● YOUR OBJECTIVE: Show all lines from the data that include the word "chevron".

● Data entries:
· · · · ·

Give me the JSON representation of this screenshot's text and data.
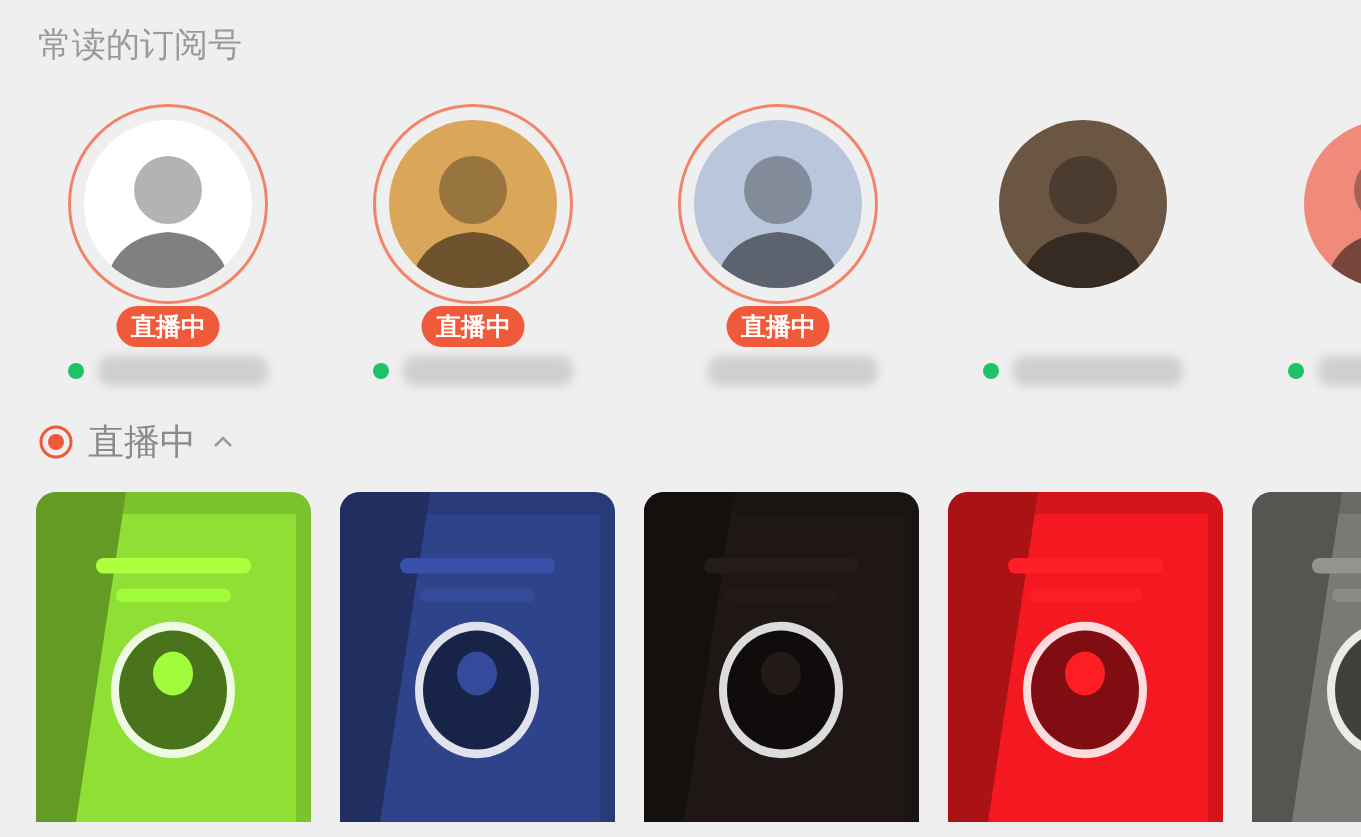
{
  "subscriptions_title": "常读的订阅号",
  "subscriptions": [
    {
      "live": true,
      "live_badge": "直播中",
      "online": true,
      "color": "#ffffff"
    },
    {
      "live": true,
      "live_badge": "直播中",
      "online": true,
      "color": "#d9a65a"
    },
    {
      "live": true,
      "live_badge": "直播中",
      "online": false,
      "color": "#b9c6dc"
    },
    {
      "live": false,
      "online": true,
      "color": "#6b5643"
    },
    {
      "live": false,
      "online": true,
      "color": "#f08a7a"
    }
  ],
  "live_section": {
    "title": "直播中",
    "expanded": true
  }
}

· · · · ·

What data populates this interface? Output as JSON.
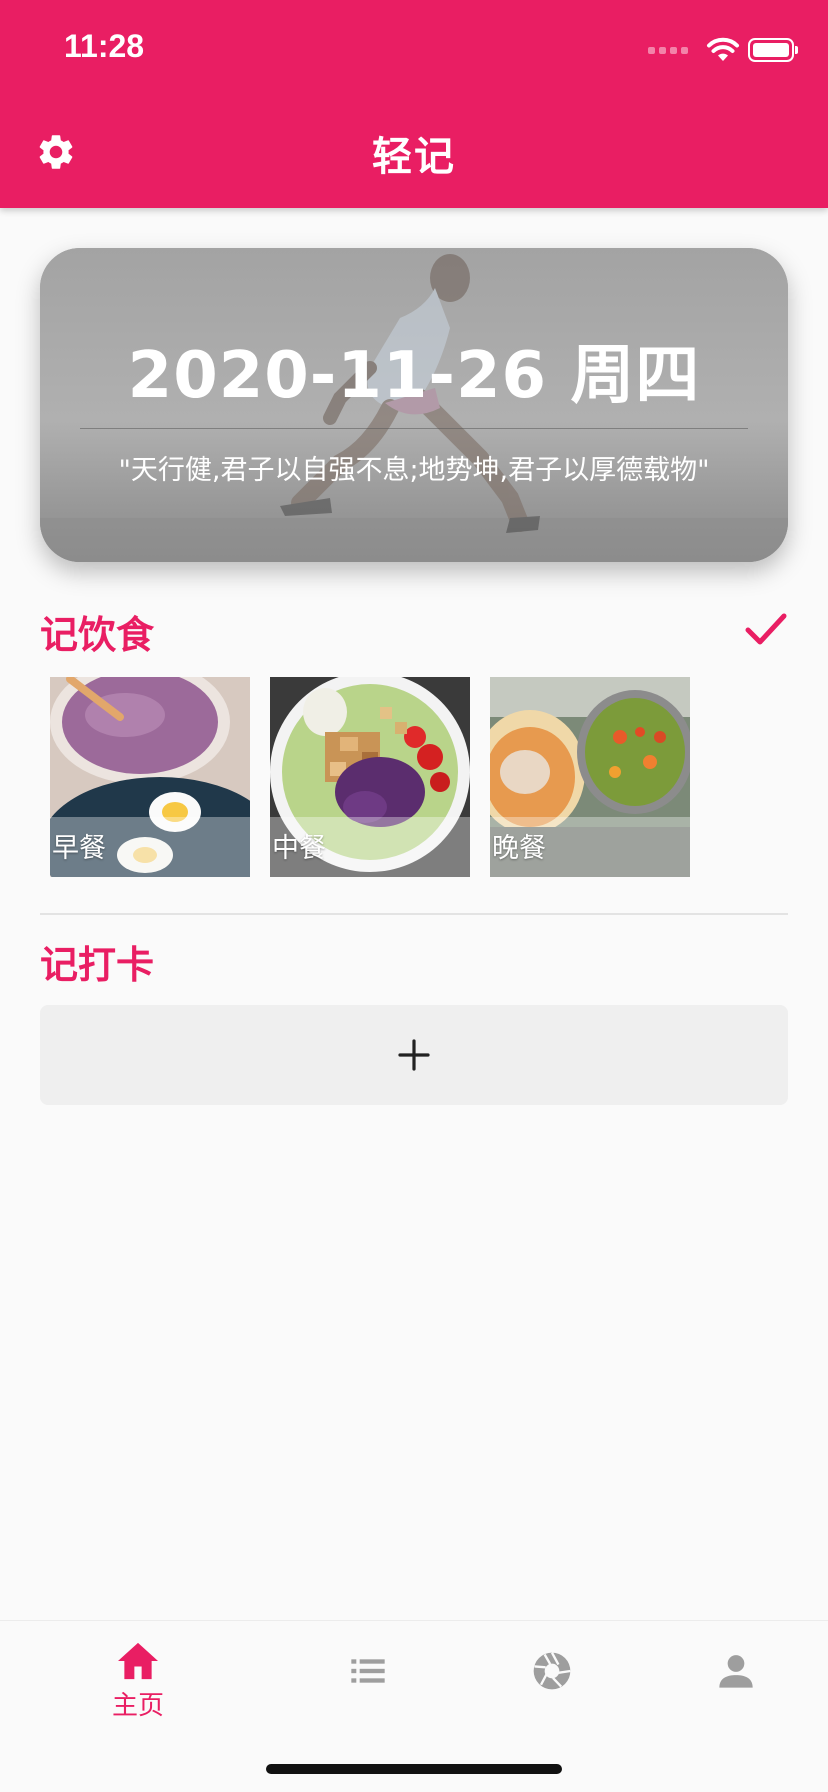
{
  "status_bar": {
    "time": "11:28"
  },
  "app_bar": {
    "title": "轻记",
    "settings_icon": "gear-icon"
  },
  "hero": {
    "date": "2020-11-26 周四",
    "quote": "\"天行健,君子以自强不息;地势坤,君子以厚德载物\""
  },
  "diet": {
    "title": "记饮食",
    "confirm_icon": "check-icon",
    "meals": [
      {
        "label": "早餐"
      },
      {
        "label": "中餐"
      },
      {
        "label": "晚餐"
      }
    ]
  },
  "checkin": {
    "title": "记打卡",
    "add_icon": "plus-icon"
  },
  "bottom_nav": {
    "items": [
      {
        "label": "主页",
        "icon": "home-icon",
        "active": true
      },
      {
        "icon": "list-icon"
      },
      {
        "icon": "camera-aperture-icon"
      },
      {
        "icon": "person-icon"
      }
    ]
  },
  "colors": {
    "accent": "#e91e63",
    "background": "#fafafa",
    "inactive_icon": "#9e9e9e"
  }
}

· · · · ·

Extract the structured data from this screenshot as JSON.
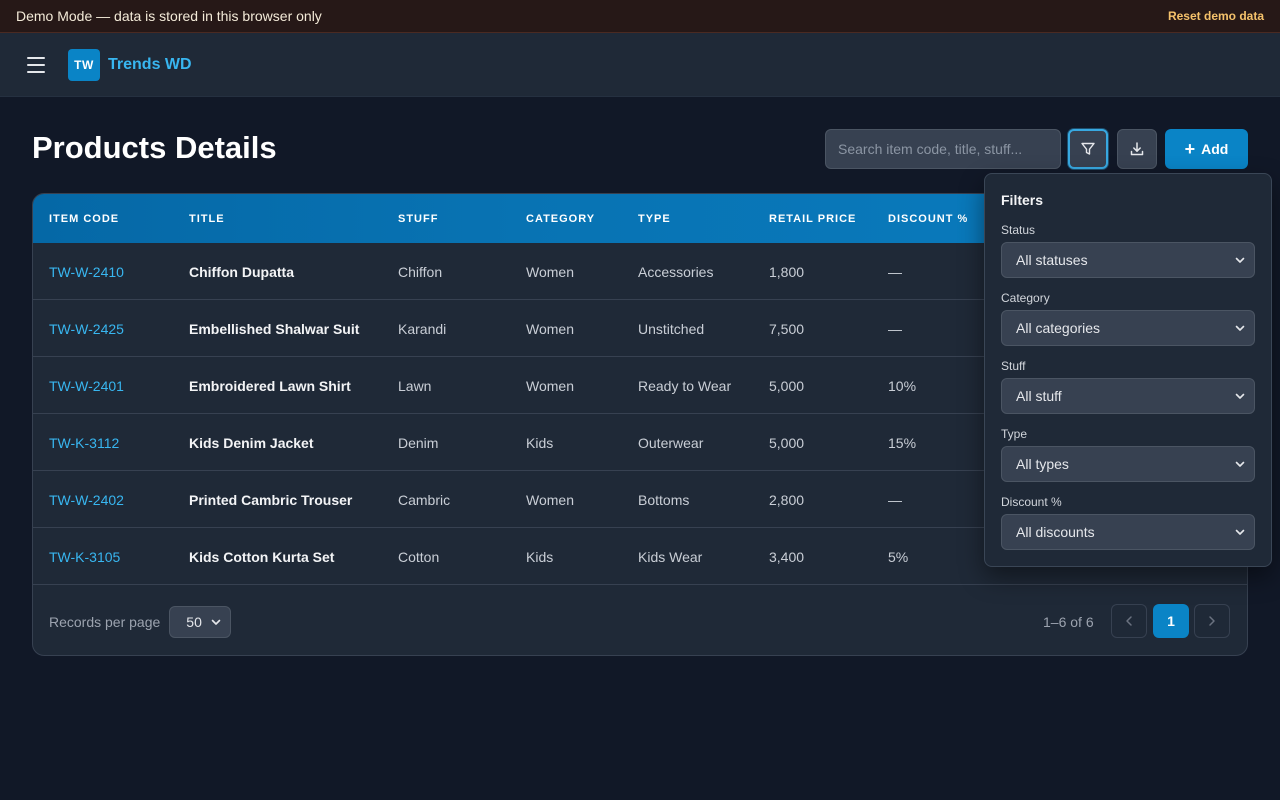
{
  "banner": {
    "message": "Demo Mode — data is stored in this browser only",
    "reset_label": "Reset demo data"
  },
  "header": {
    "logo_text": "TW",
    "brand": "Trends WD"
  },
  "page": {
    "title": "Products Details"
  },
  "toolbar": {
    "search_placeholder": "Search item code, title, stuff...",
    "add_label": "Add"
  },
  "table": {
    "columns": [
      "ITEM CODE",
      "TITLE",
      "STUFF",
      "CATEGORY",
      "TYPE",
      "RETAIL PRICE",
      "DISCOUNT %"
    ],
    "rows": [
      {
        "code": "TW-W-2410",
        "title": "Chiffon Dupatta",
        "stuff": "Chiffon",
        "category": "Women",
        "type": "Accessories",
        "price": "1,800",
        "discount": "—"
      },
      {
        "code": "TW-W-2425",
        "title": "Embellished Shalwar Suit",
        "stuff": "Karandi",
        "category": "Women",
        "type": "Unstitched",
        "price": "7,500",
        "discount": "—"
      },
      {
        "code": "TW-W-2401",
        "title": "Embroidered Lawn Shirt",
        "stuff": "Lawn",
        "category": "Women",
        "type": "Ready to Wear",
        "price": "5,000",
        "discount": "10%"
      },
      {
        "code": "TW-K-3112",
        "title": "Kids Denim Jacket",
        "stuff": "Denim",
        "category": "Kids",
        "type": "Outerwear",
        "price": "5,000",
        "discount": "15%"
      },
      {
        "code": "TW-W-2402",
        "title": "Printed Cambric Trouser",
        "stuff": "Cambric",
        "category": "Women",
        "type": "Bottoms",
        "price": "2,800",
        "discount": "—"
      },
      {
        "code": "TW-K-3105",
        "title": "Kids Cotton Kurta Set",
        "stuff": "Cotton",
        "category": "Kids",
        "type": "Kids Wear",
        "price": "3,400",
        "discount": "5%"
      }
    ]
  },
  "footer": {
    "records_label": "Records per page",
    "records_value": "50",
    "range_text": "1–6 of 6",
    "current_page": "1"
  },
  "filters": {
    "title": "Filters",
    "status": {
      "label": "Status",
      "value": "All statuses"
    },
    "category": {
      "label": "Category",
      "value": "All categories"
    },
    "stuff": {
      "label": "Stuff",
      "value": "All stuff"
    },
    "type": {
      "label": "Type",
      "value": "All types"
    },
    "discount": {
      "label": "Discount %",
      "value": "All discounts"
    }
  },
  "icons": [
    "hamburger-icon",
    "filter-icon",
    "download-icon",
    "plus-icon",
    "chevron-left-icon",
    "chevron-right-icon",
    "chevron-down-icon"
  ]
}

· · · · ·

● ANSWER TO THIS EXERCISE:
    "chevron-left-icon",
    "chevron-right-icon",
    "chevron-down-icon"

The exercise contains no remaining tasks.